• Exercise details:
Every record here needs to be written out again exactly.

▶

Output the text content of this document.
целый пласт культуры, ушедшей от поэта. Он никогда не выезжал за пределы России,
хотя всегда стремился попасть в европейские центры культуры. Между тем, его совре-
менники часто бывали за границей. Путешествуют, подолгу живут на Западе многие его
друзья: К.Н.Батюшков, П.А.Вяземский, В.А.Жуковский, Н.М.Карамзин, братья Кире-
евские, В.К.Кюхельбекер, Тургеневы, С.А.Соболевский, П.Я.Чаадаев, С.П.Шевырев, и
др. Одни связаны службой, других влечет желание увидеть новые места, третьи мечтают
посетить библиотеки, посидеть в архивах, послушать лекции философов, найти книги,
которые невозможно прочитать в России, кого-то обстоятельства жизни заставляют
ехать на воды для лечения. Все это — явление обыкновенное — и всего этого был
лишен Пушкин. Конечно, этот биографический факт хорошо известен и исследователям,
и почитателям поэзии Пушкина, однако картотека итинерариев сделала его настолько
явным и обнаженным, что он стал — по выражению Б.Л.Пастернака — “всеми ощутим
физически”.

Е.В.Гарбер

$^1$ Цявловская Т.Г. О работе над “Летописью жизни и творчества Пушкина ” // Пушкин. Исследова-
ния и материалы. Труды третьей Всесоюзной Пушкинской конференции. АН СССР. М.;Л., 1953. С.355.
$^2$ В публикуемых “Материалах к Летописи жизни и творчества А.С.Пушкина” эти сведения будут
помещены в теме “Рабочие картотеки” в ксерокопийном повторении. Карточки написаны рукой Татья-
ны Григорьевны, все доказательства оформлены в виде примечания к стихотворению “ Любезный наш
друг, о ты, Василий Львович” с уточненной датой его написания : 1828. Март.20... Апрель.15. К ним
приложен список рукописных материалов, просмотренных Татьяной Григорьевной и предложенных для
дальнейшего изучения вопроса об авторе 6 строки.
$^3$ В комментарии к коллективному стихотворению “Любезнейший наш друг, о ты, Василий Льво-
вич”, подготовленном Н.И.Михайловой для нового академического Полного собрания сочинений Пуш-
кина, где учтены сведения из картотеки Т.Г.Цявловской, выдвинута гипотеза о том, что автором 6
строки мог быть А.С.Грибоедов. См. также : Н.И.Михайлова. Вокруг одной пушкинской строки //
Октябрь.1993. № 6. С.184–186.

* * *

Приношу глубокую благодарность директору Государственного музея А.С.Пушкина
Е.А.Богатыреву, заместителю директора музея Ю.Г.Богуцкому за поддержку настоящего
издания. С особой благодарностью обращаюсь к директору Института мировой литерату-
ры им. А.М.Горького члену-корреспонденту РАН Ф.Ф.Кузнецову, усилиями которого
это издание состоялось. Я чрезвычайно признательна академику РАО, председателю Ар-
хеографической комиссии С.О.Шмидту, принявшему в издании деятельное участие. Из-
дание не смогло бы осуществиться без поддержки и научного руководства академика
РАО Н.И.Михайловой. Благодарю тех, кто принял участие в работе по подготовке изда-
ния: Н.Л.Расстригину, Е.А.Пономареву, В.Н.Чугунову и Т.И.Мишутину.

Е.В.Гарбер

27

◀

• Output for this exercise:
Output the text content of this document.
целый пласт культуры, ушедшей от поэта. Он никогда не выезжал за пределы России,
хотя всегда стремился попасть в европейские центры культуры. Между тем, его совре-
менники часто бывали за границей. Путешествуют, подолгу живут на Западе многие его
друзья: К.Н.Батюшков, П.А.Вяземский, В.А.Жуковский, Н.М.Карамзин, братья Кире-
евские, В.К.Кюхельбекер, Тургеневы, С.А.Соболевский, П.Я.Чаадаев, С.П.Шевырев, и
др. Одни связаны службой, других влечет желание увидеть новые места, третьи мечтают
посетить библиотеки, посидеть в архивах, послушать лекции философов, найти книги,
которые невозможно прочитать в России, кого-то обстоятельства жизни заставляют
ехать на воды для лечения. Все это — явление обыкновенное — и всего этого был
лишен Пушкин. Конечно, этот биографический факт хорошо известен и исследователям,
и почитателям поэзии Пушкина, однако картотека итинерариев сделала его настолько
явным и обнаженным, что он стал — по выражению Б.Л.Пастернака — “всеми ощутим
физически”.

Е.В.Гарбер

$^1$ Цявловская Т.Г. О работе над “Летописью жизни и творчества Пушкина ” // Пушкин. Исследова-
ния и материалы. Труды третьей Всесоюзной Пушкинской конференции. АН СССР. М.;Л., 1953. С.355.
$^2$ В публикуемых “Материалах к Летописи жизни и творчества А.С.Пушкина” эти сведения будут
помещены в теме “Рабочие картотеки” в ксерокопийном повторении. Карточки написаны рукой Татья-
ны Григорьевны, все доказательства оформлены в виде примечания к стихотворению “ Любезный наш
друг, о ты, Василий Львович” с уточненной датой его написания : 1828. Март.20... Апрель.15. К ним
приложен список рукописных материалов, просмотренных Татьяной Григорьевной и предложенных для
дальнейшего изучения вопроса об авторе 6 строки.
$^3$ В комментарии к коллективному стихотворению “Любезнейший наш друг, о ты, Василий Льво-
вич”, подготовленном Н.И.Михайловой для нового академического Полного собрания сочинений Пуш-
кина, где учтены сведения из картотеки Т.Г.Цявловской, выдвинута гипотеза о том, что автором 6
строки мог быть А.С.Грибоедов. См. также : Н.И.Михайлова. Вокруг одной пушкинской строки //
Октябрь.1993. № 6. С.184–186.

* * *

Приношу глубокую благодарность директору Государственного музея А.С.Пушкина
Е.А.Богатыреву, заместителю директора музея Ю.Г.Богуцкому за поддержку настоящего
издания. С особой благодарностью обращаюсь к директору Института мировой литерату-
ры им. А.М.Горького члену-корреспонденту РАН Ф.Ф.Кузнецову, усилиями которого
это издание состоялось. Я чрезвычайно признательна академику РАО, председателю Ар-
хеографической комиссии С.О.Шмидту, принявшему в издании деятельное участие. Из-
дание не смогло бы осуществиться без поддержки и научного руководства академика
РАО Н.И.Михайловой. Благодарю тех, кто принял участие в работе по подготовке изда-
ния: Н.Л.Расстригину, Е.А.Пономареву, В.Н.Чугунову и Т.И.Мишутину.

Е.В.Гарбер

27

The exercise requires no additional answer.